_Dataset items_
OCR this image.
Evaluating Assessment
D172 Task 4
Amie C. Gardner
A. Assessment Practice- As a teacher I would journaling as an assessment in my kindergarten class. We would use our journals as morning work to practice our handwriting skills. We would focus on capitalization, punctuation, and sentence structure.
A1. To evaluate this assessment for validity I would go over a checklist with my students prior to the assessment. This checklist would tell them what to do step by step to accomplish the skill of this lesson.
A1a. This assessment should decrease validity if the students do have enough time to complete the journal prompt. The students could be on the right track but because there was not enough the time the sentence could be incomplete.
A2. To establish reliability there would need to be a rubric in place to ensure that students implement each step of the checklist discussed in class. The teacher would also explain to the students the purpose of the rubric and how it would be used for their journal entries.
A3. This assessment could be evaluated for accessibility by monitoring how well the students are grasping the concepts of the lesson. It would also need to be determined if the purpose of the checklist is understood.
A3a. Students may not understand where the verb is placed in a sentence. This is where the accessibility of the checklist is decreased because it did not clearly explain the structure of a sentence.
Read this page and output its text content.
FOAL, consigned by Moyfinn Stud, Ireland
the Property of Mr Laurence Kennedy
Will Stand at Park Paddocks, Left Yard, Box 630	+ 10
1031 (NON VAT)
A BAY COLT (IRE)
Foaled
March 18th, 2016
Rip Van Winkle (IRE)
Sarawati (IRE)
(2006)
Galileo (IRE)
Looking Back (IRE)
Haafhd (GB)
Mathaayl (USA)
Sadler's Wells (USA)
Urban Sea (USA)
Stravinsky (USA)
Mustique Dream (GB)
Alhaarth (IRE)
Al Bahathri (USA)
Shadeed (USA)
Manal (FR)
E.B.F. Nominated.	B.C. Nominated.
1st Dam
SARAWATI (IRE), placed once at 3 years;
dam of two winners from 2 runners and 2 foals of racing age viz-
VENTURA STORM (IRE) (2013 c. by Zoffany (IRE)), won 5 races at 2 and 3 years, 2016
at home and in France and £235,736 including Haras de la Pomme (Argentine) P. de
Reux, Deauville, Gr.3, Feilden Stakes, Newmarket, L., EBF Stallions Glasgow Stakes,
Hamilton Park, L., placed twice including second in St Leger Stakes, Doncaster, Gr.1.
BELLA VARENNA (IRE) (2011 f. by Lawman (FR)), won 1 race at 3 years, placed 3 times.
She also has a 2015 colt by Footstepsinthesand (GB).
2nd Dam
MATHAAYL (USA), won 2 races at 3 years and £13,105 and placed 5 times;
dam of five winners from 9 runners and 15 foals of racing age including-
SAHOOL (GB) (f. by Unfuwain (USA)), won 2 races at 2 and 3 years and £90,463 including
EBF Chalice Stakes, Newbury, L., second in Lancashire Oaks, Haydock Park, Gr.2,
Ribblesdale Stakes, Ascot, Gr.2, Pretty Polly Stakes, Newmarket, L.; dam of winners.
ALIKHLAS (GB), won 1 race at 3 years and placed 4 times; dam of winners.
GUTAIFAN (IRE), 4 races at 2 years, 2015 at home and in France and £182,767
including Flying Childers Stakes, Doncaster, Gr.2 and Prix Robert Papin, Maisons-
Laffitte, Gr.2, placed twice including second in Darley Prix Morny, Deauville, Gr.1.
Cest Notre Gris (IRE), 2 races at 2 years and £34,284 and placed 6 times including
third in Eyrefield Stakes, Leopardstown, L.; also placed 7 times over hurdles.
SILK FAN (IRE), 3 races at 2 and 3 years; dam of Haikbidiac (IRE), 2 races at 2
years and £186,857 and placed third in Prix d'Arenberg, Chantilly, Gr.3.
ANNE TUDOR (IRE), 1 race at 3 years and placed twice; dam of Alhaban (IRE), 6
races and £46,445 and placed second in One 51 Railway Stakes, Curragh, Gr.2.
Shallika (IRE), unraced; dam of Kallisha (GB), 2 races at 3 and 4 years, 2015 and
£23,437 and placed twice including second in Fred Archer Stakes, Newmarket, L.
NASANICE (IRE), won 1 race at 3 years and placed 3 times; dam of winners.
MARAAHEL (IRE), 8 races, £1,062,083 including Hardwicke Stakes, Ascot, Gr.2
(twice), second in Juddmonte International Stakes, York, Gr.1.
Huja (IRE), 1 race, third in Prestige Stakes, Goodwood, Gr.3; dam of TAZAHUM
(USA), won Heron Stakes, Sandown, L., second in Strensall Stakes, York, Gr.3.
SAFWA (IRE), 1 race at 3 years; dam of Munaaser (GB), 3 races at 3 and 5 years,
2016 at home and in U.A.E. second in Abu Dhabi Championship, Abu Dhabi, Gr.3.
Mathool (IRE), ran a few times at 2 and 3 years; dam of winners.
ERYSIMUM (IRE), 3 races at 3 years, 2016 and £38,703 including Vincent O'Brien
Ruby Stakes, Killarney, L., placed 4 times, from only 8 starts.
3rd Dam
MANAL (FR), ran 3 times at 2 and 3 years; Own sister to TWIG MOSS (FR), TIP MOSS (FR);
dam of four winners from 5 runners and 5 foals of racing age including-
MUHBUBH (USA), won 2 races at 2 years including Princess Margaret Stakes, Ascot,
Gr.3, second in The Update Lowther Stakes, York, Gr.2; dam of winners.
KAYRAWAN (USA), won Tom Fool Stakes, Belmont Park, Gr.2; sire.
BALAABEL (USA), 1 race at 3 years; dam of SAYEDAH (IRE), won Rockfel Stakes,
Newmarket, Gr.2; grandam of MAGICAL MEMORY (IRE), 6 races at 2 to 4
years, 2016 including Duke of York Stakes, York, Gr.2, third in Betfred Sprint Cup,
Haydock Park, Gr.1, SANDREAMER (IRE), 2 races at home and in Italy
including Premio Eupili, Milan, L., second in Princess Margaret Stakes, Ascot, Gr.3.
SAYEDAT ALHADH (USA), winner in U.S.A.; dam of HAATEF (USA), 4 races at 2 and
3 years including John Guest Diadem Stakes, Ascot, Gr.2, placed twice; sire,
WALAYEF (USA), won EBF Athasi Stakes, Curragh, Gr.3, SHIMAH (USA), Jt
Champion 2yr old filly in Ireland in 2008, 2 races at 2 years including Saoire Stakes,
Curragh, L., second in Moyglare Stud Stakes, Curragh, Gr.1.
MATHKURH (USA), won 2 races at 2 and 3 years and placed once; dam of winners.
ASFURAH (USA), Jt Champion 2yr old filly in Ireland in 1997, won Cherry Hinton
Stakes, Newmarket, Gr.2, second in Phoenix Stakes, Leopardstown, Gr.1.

_AIM_
Give the entries once more, exactly as they appear.

_TASK ANSWER_
OCR this image.
Evaluating Assessment
D172 Task 4
Amie C. Gardner
A. Assessment Practice- As a teacher I would journaling as an assessment in my kindergarten class. We would use our journals as morning work to practice our handwriting skills. We would focus on capitalization, punctuation, and sentence structure.
A1. To evaluate this assessment for validity I would go over a checklist with my students prior to the assessment. This checklist would tell them what to do step by step to accomplish the skill of this lesson.
A1a. This assessment should decrease validity if the students do have enough time to complete the journal prompt. The students could be on the right track but because there was not enough the time the sentence could be incomplete.
A2. To establish reliability there would need to be a rubric in place to ensure that students implement each step of the checklist discussed in class. The teacher would also explain to the students the purpose of the rubric and how it would be used for their journal entries.
A3. This assessment could be evaluated for accessibility by monitoring how well the students are grasping the concepts of the lesson. It would also need to be determined if the purpose of the checklist is understood.
A3a. Students may not understand where the verb is placed in a sentence. This is where the accessibility of the checklist is decreased because it did not clearly explain the structure of a sentence.
Read this page and output its text content.
FOAL, consigned by Moyfinn Stud, Ireland
the Property of Mr Laurence Kennedy
Will Stand at Park Paddocks, Left Yard, Box 630	+ 10
1031 (NON VAT)
A BAY COLT (IRE)
Foaled
March 18th, 2016
Rip Van Winkle (IRE)
Sarawati (IRE)
(2006)
Galileo (IRE)
Looking Back (IRE)
Haafhd (GB)
Mathaayl (USA)
Sadler's Wells (USA)
Urban Sea (USA)
Stravinsky (USA)
Mustique Dream (GB)
Alhaarth (IRE)
Al Bahathri (USA)
Shadeed (USA)
Manal (FR)
E.B.F. Nominated.	B.C. Nominated.
1st Dam
SARAWATI (IRE), placed once at 3 years;
dam of two winners from 2 runners and 2 foals of racing age viz-
VENTURA STORM (IRE) (2013 c. by Zoffany (IRE)), won 5 races at 2 and 3 years, 2016
at home and in France and £235,736 including Haras de la Pomme (Argentine) P. de
Reux, Deauville, Gr.3, Feilden Stakes, Newmarket, L., EBF Stallions Glasgow Stakes,
Hamilton Park, L., placed twice including second in St Leger Stakes, Doncaster, Gr.1.
BELLA VARENNA (IRE) (2011 f. by Lawman (FR)), won 1 race at 3 years, placed 3 times.
She also has a 2015 colt by Footstepsinthesand (GB).
2nd Dam
MATHAAYL (USA), won 2 races at 3 years and £13,105 and placed 5 times;
dam of five winners from 9 runners and 15 foals of racing age including-
SAHOOL (GB) (f. by Unfuwain (USA)), won 2 races at 2 and 3 years and £90,463 including
EBF Chalice Stakes, Newbury, L., second in Lancashire Oaks, Haydock Park, Gr.2,
Ribblesdale Stakes, Ascot, Gr.2, Pretty Polly Stakes, Newmarket, L.; dam of winners.
ALIKHLAS (GB), won 1 race at 3 years and placed 4 times; dam of winners.
GUTAIFAN (IRE), 4 races at 2 years, 2015 at home and in France and £182,767
including Flying Childers Stakes, Doncaster, Gr.2 and Prix Robert Papin, Maisons-
Laffitte, Gr.2, placed twice including second in Darley Prix Morny, Deauville, Gr.1.
Cest Notre Gris (IRE), 2 races at 2 years and £34,284 and placed 6 times including
third in Eyrefield Stakes, Leopardstown, L.; also placed 7 times over hurdles.
SILK FAN (IRE), 3 races at 2 and 3 years; dam of Haikbidiac (IRE), 2 races at 2
years and £186,857 and placed third in Prix d'Arenberg, Chantilly, Gr.3.
ANNE TUDOR (IRE), 1 race at 3 years and placed twice; dam of Alhaban (IRE), 6
races and £46,445 and placed second in One 51 Railway Stakes, Curragh, Gr.2.
Shallika (IRE), unraced; dam of Kallisha (GB), 2 races at 3 and 4 years, 2015 and
£23,437 and placed twice including second in Fred Archer Stakes, Newmarket, L.
NASANICE (IRE), won 1 race at 3 years and placed 3 times; dam of winners.
MARAAHEL (IRE), 8 races, £1,062,083 including Hardwicke Stakes, Ascot, Gr.2
(twice), second in Juddmonte International Stakes, York, Gr.1.
Huja (IRE), 1 race, third in Prestige Stakes, Goodwood, Gr.3; dam of TAZAHUM
(USA), won Heron Stakes, Sandown, L., second in Strensall Stakes, York, Gr.3.
SAFWA (IRE), 1 race at 3 years; dam of Munaaser (GB), 3 races at 3 and 5 years,
2016 at home and in U.A.E. second in Abu Dhabi Championship, Abu Dhabi, Gr.3.
Mathool (IRE), ran a few times at 2 and 3 years; dam of winners.
ERYSIMUM (IRE), 3 races at 3 years, 2016 and £38,703 including Vincent O'Brien
Ruby Stakes, Killarney, L., placed 4 times, from only 8 starts.
3rd Dam
MANAL (FR), ran 3 times at 2 and 3 years; Own sister to TWIG MOSS (FR), TIP MOSS (FR);
dam of four winners from 5 runners and 5 foals of racing age including-
MUHBUBH (USA), won 2 races at 2 years including Princess Margaret Stakes, Ascot,
Gr.3, second in The Update Lowther Stakes, York, Gr.2; dam of winners.
KAYRAWAN (USA), won Tom Fool Stakes, Belmont Park, Gr.2; sire.
BALAABEL (USA), 1 race at 3 years; dam of SAYEDAH (IRE), won Rockfel Stakes,
Newmarket, Gr.2; grandam of MAGICAL MEMORY (IRE), 6 races at 2 to 4
years, 2016 including Duke of York Stakes, York, Gr.2, third in Betfred Sprint Cup,
Haydock Park, Gr.1, SANDREAMER (IRE), 2 races at home and in Italy
including Premio Eupili, Milan, L., second in Princess Margaret Stakes, Ascot, Gr.3.
SAYEDAT ALHADH (USA), winner in U.S.A.; dam of HAATEF (USA), 4 races at 2 and
3 years including John Guest Diadem Stakes, Ascot, Gr.2, placed twice; sire,
WALAYEF (USA), won EBF Athasi Stakes, Curragh, Gr.3, SHIMAH (USA), Jt
Champion 2yr old filly in Ireland in 2008, 2 races at 2 years including Saoire Stakes,
Curragh, L., second in Moyglare Stud Stakes, Curragh, Gr.1.
MATHKURH (USA), won 2 races at 2 and 3 years and placed once; dam of winners.
ASFURAH (USA), Jt Champion 2yr old filly in Ireland in 1997, won Cherry Hinton
Stakes, Newmarket, Gr.2, second in Phoenix Stakes, Leopardstown, Gr.1.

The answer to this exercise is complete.